Identify the lines that contain the word "Agent", then copy them.

* * *

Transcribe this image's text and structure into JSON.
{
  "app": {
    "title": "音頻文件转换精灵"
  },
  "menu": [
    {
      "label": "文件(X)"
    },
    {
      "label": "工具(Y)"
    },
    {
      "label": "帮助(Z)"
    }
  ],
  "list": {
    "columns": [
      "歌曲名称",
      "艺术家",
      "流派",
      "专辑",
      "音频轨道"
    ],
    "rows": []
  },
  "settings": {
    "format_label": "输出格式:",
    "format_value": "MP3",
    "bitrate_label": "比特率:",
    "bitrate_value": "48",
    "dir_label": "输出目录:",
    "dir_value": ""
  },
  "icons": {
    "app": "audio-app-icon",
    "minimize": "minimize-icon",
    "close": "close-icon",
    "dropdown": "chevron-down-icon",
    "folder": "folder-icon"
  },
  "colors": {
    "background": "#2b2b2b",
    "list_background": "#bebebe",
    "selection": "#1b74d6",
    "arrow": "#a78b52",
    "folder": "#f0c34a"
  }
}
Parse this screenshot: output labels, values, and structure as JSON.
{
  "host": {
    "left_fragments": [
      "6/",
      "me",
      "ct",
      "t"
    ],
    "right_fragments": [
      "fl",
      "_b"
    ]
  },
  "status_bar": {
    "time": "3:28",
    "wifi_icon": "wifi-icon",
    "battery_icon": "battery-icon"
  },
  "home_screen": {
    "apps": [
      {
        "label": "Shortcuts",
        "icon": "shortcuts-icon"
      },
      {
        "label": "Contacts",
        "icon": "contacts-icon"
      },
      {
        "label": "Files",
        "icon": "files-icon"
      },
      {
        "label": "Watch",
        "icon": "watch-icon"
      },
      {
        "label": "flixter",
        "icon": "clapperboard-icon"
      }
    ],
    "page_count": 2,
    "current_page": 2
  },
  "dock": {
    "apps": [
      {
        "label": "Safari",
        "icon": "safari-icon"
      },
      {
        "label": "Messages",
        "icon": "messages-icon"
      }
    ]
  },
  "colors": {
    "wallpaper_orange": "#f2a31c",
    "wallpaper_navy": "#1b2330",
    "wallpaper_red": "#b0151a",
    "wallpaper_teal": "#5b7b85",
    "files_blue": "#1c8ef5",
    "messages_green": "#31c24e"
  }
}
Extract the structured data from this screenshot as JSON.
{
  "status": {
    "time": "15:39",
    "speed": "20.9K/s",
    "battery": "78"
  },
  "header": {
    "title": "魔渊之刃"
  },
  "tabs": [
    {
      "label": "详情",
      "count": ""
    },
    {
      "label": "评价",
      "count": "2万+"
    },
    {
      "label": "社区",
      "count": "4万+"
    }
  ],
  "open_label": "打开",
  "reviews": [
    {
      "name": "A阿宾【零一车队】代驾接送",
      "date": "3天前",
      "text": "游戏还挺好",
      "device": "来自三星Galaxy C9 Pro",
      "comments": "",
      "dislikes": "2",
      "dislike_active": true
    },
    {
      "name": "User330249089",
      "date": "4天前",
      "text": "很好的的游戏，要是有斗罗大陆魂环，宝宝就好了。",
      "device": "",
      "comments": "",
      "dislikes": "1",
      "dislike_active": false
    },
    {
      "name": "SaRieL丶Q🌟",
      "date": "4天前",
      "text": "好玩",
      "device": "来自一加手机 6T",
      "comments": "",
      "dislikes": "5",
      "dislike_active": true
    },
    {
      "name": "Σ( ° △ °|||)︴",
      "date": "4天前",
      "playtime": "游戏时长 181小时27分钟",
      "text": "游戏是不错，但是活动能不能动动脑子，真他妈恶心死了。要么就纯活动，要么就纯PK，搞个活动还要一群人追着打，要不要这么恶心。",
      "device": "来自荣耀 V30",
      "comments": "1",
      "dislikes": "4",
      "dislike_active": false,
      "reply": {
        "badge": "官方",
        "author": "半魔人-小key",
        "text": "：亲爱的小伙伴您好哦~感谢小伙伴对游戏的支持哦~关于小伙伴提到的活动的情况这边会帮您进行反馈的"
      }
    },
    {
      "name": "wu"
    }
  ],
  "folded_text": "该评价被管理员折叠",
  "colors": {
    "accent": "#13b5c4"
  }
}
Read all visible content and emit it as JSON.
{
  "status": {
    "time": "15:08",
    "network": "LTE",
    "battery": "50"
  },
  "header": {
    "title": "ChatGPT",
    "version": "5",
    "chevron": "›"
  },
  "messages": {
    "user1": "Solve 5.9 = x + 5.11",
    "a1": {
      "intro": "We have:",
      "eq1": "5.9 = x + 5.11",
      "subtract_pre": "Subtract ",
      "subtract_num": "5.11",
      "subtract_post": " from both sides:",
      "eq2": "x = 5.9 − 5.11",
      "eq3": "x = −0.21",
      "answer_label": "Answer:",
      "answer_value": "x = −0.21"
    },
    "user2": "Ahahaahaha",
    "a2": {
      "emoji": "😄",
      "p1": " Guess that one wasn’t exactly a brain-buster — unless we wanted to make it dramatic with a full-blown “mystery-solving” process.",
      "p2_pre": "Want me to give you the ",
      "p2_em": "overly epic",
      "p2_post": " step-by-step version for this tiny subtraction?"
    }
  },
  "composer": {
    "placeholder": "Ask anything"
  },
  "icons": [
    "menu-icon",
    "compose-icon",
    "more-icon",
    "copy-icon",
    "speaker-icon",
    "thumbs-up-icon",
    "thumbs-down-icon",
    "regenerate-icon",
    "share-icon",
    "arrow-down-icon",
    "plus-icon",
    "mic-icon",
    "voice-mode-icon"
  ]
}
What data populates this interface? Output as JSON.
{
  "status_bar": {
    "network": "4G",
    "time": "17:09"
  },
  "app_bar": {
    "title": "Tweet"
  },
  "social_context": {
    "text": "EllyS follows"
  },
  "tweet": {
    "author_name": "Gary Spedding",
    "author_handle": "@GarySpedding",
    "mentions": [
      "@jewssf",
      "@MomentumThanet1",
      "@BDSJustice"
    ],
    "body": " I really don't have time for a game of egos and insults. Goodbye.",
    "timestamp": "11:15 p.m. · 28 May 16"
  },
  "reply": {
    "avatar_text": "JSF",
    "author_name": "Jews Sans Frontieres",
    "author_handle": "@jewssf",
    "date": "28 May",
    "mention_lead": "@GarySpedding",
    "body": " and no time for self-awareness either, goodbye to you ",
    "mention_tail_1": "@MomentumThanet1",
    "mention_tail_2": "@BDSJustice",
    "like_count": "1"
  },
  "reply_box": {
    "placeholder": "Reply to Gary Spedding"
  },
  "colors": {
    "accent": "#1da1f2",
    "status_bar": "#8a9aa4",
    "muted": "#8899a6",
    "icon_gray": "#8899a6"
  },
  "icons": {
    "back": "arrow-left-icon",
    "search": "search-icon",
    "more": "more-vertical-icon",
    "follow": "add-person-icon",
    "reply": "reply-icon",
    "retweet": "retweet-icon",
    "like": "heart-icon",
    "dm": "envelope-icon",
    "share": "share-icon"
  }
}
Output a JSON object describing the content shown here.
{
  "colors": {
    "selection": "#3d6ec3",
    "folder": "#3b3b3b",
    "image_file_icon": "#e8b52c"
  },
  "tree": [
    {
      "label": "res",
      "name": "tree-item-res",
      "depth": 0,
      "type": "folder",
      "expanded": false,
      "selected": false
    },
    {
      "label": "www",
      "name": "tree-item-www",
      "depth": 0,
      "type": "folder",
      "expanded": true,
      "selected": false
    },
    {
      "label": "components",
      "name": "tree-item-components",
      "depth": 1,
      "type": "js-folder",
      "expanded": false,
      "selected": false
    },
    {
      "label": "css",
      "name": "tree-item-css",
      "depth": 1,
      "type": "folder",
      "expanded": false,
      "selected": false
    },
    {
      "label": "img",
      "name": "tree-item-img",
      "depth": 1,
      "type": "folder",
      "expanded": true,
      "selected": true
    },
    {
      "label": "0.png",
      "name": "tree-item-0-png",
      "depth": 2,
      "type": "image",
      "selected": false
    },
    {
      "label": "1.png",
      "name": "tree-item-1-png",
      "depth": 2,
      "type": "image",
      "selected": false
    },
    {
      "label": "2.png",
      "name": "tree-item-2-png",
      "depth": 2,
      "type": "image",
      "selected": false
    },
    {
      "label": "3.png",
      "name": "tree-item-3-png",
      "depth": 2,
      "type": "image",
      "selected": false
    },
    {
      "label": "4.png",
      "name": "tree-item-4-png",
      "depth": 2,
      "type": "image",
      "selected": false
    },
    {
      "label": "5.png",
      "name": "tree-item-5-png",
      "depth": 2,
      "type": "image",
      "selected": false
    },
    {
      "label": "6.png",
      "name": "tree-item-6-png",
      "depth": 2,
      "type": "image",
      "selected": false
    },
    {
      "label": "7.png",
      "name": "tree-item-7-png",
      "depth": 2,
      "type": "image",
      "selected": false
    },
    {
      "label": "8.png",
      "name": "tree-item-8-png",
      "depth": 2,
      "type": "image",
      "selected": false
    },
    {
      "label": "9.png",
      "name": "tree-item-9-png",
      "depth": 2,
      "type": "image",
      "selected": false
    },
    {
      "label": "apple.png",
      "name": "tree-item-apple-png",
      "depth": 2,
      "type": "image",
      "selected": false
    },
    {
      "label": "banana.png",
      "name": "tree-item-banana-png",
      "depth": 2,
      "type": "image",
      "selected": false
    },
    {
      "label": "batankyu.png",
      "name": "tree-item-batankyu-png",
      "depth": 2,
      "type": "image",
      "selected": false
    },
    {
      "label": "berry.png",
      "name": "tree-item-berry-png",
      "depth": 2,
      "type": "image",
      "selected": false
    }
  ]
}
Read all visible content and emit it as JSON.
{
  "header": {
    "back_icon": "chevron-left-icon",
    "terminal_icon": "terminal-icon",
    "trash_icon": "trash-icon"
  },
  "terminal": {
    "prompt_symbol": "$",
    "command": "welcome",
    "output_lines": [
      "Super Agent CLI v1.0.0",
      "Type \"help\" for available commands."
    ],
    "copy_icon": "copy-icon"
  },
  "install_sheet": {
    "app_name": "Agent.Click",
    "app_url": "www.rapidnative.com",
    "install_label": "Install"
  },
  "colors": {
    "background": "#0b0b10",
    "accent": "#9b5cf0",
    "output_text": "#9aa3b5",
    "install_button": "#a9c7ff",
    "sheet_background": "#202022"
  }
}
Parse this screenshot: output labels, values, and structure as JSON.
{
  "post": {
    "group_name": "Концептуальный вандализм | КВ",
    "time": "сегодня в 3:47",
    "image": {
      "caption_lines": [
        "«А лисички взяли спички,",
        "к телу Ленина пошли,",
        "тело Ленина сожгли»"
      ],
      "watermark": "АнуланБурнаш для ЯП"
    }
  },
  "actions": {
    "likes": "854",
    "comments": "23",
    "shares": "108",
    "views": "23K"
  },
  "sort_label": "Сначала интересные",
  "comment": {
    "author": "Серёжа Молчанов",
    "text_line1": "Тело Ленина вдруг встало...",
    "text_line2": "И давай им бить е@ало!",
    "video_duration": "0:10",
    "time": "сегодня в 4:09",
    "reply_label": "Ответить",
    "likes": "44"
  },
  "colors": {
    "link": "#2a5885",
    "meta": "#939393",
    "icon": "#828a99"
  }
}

* * *

EXPECTED ANSWER |
      "Super Agent CLI v1.0.0",
    "app_name": "Agent.Click",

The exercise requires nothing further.